- [Records to process]:
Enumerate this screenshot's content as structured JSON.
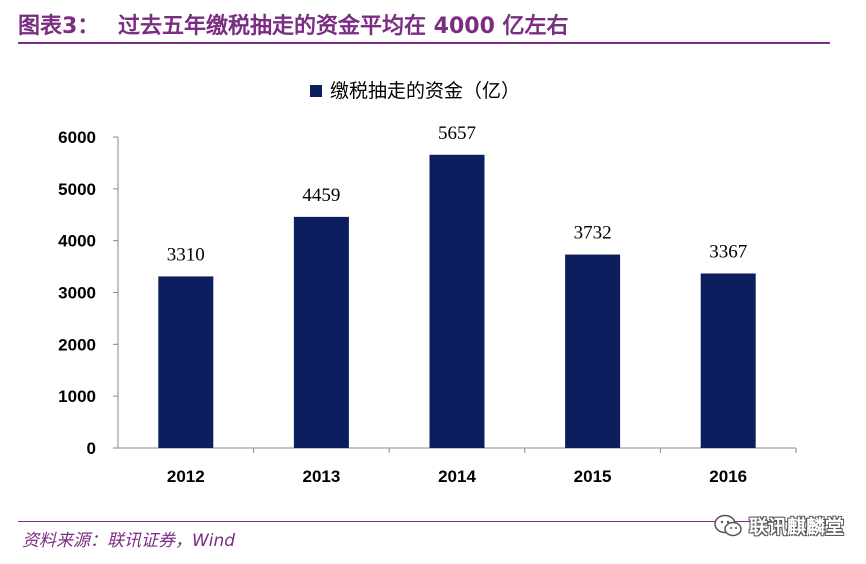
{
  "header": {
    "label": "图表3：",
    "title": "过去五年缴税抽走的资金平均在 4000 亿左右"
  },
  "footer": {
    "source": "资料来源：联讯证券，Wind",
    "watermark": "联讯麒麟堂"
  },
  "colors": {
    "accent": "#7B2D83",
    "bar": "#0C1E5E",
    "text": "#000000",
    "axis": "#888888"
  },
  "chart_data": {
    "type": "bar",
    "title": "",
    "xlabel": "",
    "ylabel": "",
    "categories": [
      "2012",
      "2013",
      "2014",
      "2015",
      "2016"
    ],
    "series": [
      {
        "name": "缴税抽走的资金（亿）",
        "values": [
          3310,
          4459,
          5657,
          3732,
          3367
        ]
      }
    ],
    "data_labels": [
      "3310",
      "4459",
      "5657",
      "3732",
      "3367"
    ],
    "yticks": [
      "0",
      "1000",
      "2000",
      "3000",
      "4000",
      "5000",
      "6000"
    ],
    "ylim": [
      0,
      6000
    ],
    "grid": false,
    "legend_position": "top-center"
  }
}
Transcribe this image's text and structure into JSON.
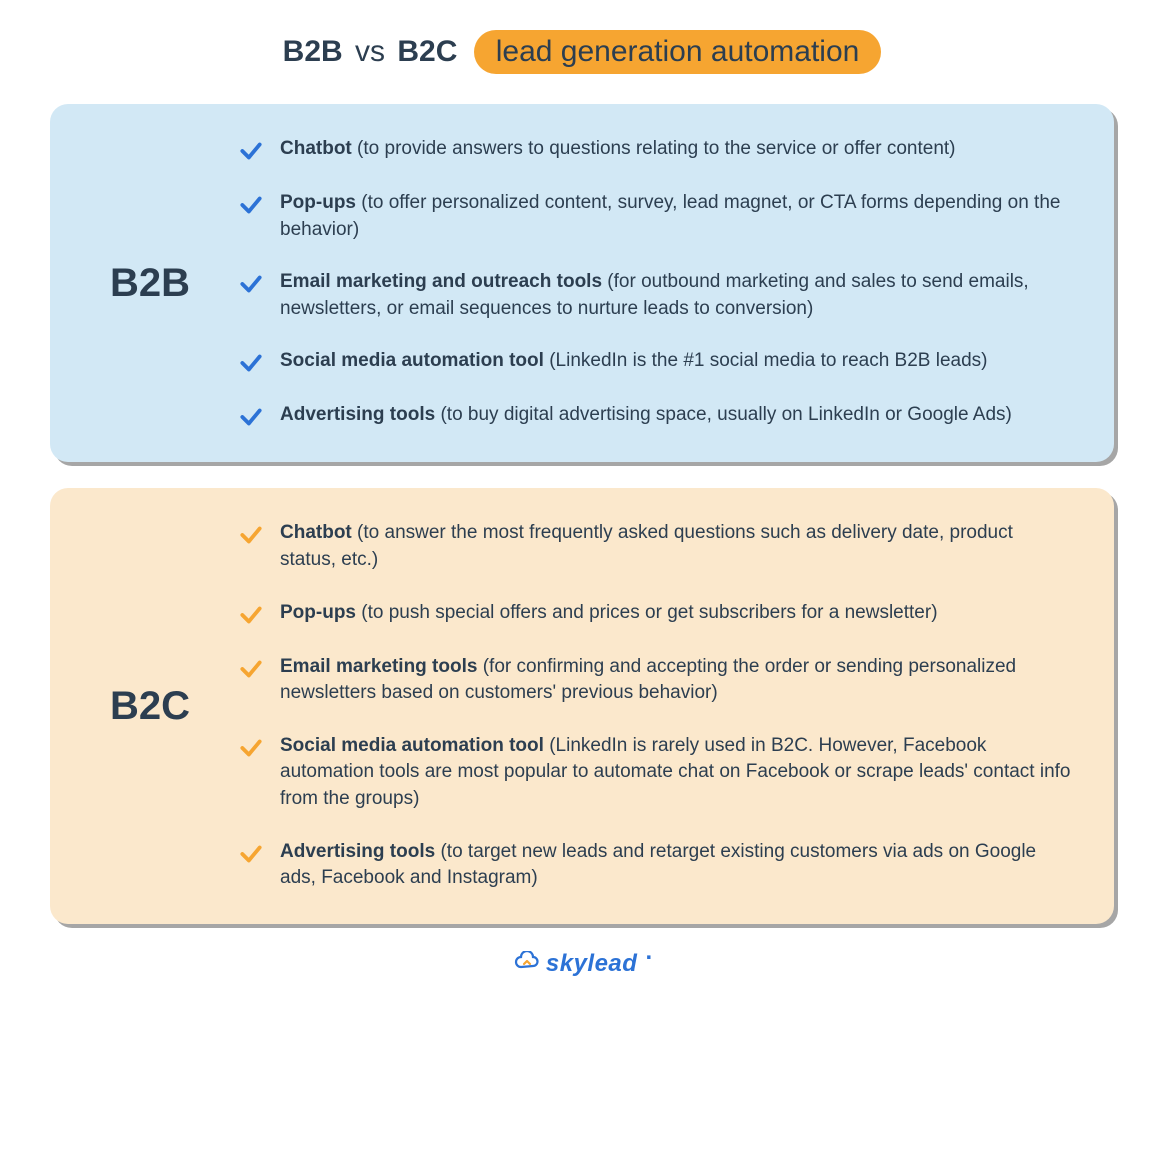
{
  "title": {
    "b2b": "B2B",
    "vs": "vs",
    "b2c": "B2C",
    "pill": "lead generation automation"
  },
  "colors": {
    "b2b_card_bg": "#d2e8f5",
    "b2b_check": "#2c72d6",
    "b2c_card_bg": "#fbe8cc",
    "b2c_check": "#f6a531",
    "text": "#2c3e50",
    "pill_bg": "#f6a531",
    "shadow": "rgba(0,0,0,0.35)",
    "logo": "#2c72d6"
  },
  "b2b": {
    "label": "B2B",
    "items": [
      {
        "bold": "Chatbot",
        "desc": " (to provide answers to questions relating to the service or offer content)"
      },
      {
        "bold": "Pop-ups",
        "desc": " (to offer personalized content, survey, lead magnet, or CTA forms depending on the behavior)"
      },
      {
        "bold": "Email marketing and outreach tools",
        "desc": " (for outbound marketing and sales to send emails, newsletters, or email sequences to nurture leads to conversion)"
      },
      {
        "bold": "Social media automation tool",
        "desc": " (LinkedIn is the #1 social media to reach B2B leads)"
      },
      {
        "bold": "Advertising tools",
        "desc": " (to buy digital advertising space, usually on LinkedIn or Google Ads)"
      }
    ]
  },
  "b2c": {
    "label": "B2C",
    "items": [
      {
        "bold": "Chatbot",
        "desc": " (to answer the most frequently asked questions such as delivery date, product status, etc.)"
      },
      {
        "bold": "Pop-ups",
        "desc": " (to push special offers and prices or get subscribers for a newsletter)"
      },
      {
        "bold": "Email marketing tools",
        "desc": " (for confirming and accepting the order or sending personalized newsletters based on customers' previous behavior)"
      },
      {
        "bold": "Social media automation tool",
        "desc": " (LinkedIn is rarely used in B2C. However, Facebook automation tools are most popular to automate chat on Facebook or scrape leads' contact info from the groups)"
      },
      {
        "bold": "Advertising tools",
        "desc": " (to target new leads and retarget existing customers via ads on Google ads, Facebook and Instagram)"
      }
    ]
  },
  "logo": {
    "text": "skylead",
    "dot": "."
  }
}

- [Exercise description]:
Retype all entries exactly as they appear, dropping the images.

- [Task response]:
Enumerate this screenshot's content as structured JSON.
{
  "header": {
    "label": "图表3：",
    "title": "过去五年缴税抽走的资金平均在 4000 亿左右"
  },
  "footer": {
    "source": "资料来源：联讯证券，Wind",
    "watermark": "联讯麒麟堂"
  },
  "colors": {
    "accent": "#7B2D83",
    "bar": "#0C1E5E",
    "text": "#000000",
    "axis": "#888888"
  },
  "chart_data": {
    "type": "bar",
    "title": "",
    "xlabel": "",
    "ylabel": "",
    "categories": [
      "2012",
      "2013",
      "2014",
      "2015",
      "2016"
    ],
    "series": [
      {
        "name": "缴税抽走的资金（亿）",
        "values": [
          3310,
          4459,
          5657,
          3732,
          3367
        ]
      }
    ],
    "data_labels": [
      "3310",
      "4459",
      "5657",
      "3732",
      "3367"
    ],
    "yticks": [
      "0",
      "1000",
      "2000",
      "3000",
      "4000",
      "5000",
      "6000"
    ],
    "ylim": [
      0,
      6000
    ],
    "grid": false,
    "legend_position": "top-center"
  }
}
Transcribe this image's text and structure into JSON.
{
  "title": {
    "b2b": "B2B",
    "vs": "vs",
    "b2c": "B2C",
    "pill": "lead generation automation"
  },
  "colors": {
    "b2b_card_bg": "#d2e8f5",
    "b2b_check": "#2c72d6",
    "b2c_card_bg": "#fbe8cc",
    "b2c_check": "#f6a531",
    "text": "#2c3e50",
    "pill_bg": "#f6a531",
    "shadow": "rgba(0,0,0,0.35)",
    "logo": "#2c72d6"
  },
  "b2b": {
    "label": "B2B",
    "items": [
      {
        "bold": "Chatbot",
        "desc": " (to provide answers to questions relating to the service or offer content)"
      },
      {
        "bold": "Pop-ups",
        "desc": " (to offer personalized content, survey, lead magnet, or CTA forms depending on the behavior)"
      },
      {
        "bold": "Email marketing and outreach tools",
        "desc": " (for outbound marketing and sales to send emails, newsletters, or email sequences to nurture leads to conversion)"
      },
      {
        "bold": "Social media automation tool",
        "desc": " (LinkedIn is the #1 social media to reach B2B leads)"
      },
      {
        "bold": "Advertising tools",
        "desc": " (to buy digital advertising space, usually on LinkedIn or Google Ads)"
      }
    ]
  },
  "b2c": {
    "label": "B2C",
    "items": [
      {
        "bold": "Chatbot",
        "desc": " (to answer the most frequently asked questions such as delivery date, product status, etc.)"
      },
      {
        "bold": "Pop-ups",
        "desc": " (to push special offers and prices or get subscribers for a newsletter)"
      },
      {
        "bold": "Email marketing tools",
        "desc": " (for confirming and accepting the order or sending personalized newsletters based on customers' previous behavior)"
      },
      {
        "bold": "Social media automation tool",
        "desc": " (LinkedIn is rarely used in B2C. However, Facebook automation tools are most popular to automate chat on Facebook or scrape leads' contact info from the groups)"
      },
      {
        "bold": "Advertising tools",
        "desc": " (to target new leads and retarget existing customers via ads on Google ads, Facebook and Instagram)"
      }
    ]
  },
  "logo": {
    "text": "skylead",
    "dot": "."
  }
}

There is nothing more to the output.